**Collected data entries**
..........
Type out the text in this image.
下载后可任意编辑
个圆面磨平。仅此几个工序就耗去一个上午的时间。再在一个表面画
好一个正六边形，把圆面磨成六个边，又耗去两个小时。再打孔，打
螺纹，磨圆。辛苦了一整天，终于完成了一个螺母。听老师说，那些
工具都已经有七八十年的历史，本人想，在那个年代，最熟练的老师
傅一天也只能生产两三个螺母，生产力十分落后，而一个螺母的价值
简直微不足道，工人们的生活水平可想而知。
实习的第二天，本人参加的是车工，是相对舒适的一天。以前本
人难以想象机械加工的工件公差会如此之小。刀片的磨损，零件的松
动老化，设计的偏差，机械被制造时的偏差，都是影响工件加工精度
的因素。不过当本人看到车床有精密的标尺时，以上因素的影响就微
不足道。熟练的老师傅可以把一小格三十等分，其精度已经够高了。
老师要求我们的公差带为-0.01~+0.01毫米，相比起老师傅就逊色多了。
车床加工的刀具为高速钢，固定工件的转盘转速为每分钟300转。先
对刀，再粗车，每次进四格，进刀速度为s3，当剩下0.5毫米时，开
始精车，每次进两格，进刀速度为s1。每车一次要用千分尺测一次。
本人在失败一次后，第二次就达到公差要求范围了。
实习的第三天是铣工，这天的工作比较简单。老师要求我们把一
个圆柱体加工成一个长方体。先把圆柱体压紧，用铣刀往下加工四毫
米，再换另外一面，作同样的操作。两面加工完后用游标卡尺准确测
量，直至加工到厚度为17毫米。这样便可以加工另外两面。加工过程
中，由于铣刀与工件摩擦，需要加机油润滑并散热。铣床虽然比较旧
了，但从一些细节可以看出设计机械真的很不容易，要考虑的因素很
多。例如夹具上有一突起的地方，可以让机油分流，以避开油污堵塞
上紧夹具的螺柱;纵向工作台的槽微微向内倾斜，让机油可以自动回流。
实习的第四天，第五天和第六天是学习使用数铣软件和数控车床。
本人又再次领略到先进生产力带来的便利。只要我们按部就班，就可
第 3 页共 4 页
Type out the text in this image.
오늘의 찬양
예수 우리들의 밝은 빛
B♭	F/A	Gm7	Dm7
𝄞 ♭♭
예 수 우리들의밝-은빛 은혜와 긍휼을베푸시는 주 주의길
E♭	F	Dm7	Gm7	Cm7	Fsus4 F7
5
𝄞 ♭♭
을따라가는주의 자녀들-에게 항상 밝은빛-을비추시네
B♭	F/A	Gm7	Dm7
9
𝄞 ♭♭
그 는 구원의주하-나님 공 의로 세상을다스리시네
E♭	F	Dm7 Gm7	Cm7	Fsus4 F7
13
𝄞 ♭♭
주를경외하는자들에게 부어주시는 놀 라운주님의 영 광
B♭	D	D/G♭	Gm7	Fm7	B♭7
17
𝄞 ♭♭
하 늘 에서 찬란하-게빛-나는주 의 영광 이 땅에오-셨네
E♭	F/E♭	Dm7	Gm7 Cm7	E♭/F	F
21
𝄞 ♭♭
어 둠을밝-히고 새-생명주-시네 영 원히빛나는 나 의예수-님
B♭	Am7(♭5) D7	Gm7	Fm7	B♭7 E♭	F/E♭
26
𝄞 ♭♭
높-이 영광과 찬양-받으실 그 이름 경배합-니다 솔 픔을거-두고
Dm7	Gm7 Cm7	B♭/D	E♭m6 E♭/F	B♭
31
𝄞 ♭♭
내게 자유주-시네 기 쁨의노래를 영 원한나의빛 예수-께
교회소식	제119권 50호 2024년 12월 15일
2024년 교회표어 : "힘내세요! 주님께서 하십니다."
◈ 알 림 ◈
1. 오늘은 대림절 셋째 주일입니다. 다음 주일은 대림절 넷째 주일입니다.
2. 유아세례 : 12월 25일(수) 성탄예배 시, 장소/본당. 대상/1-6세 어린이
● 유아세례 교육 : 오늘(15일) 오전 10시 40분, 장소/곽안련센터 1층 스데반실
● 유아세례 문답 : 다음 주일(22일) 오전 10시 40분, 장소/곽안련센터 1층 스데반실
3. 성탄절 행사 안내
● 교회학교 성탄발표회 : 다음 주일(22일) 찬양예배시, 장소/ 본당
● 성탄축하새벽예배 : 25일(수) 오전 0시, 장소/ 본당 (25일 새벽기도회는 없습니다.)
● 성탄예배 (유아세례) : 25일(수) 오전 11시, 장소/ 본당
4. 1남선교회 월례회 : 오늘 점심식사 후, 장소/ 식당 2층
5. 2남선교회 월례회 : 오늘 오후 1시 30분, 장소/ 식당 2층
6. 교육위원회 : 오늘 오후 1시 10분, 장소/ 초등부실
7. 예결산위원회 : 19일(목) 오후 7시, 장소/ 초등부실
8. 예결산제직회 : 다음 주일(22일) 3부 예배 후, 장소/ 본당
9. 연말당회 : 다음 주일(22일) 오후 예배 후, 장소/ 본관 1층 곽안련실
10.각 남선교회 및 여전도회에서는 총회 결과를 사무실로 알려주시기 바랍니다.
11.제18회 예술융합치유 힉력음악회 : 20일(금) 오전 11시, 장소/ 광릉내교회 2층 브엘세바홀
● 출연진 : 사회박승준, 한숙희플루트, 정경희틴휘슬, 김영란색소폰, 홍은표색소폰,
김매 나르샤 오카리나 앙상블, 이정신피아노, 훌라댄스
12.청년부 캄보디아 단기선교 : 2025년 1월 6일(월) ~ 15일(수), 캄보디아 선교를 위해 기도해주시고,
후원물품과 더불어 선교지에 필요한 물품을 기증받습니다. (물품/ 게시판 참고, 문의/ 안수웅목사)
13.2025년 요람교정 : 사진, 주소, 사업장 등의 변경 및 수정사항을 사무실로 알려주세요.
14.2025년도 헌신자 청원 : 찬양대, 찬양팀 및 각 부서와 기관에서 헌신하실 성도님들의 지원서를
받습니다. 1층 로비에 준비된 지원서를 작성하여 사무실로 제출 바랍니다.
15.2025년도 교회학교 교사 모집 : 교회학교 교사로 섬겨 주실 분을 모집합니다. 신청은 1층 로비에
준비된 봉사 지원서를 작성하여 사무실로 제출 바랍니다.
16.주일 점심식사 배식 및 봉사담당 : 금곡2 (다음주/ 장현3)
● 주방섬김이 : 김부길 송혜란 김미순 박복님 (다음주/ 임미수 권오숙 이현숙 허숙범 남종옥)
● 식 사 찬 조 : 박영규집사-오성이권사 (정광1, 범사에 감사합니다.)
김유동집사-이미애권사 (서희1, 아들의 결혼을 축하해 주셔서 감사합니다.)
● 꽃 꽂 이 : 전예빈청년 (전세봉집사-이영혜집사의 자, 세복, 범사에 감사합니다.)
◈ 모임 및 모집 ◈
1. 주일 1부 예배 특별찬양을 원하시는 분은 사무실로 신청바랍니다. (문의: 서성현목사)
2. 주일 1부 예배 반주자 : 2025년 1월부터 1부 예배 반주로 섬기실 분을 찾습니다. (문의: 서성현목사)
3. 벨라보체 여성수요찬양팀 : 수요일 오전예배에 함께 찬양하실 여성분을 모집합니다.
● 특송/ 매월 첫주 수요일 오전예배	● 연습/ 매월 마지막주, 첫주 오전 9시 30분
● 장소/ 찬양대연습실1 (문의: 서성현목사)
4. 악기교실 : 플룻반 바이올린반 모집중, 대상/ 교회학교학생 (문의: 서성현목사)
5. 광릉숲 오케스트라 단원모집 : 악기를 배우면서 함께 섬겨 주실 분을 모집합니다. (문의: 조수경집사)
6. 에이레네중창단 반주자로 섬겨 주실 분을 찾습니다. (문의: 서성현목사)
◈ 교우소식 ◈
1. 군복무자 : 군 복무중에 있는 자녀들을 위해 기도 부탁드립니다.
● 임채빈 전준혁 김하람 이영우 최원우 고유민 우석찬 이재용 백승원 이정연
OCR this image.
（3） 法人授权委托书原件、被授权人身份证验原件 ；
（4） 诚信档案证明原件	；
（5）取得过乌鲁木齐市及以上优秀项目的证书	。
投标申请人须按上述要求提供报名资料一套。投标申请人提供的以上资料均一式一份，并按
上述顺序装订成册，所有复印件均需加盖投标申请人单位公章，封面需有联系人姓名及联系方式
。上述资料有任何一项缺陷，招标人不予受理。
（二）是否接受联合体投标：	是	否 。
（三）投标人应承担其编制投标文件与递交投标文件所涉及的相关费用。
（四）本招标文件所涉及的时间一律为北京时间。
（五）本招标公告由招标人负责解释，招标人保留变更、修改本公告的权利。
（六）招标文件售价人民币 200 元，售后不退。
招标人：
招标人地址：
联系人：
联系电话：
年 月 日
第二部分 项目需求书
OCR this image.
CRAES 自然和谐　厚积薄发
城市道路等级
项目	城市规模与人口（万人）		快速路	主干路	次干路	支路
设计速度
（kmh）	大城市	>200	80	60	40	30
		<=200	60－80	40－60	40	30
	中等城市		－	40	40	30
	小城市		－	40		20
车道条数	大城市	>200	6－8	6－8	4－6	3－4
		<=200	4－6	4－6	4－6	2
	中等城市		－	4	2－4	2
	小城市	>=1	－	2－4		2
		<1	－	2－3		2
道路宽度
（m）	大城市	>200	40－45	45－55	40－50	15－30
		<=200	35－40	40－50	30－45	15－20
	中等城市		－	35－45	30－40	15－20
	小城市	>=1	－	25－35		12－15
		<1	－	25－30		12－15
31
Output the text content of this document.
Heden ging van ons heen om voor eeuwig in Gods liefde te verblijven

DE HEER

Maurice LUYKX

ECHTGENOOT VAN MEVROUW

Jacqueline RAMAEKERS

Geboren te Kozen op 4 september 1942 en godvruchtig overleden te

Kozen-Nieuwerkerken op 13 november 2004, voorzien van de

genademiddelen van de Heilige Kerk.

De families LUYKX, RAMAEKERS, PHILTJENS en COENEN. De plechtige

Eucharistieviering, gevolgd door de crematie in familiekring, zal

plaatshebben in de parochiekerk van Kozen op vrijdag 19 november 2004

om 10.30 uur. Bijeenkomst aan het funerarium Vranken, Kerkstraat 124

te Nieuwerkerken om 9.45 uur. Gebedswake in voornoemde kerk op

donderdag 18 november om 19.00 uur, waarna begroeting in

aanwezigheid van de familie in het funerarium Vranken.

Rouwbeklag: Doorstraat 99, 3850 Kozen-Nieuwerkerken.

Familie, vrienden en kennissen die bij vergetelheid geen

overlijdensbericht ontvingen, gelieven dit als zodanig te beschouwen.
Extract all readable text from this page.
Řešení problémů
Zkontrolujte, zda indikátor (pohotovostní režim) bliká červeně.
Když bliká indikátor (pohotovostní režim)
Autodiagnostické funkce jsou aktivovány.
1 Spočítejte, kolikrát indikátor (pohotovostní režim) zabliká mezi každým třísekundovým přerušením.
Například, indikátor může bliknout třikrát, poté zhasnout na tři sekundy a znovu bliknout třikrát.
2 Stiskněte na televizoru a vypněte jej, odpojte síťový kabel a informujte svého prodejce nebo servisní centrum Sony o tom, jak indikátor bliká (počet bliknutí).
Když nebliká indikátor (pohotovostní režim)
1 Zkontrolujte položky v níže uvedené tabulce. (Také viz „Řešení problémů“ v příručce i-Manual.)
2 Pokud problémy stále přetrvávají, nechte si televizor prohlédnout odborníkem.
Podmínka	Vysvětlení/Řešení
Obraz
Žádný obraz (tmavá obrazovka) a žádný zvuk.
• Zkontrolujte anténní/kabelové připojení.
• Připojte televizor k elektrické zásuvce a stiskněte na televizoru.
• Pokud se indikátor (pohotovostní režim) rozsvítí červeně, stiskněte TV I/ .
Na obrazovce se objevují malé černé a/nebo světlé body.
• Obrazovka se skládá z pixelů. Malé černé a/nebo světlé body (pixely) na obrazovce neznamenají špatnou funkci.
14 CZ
..........
Locate the lines above that contain "사무실로" and copy them.

**Full output**
10.각 남선교회 및 여전도회에서는 총회 결과를 사무실로 알려주시기 바랍니다.
13.2025년 요람교정 : 사진, 주소, 사업장 등의 변경 및 수정사항을 사무실로 알려주세요.
받습니다. 1층 로비에 준비된 지원서를 작성하여 사무실로 제출 바랍니다.
준비된 봉사 지원서를 작성하여 사무실로 제출 바랍니다.
1. 주일 1부 예배 특별찬양을 원하시는 분은 사무실로 신청바랍니다. (문의: 서성현목사)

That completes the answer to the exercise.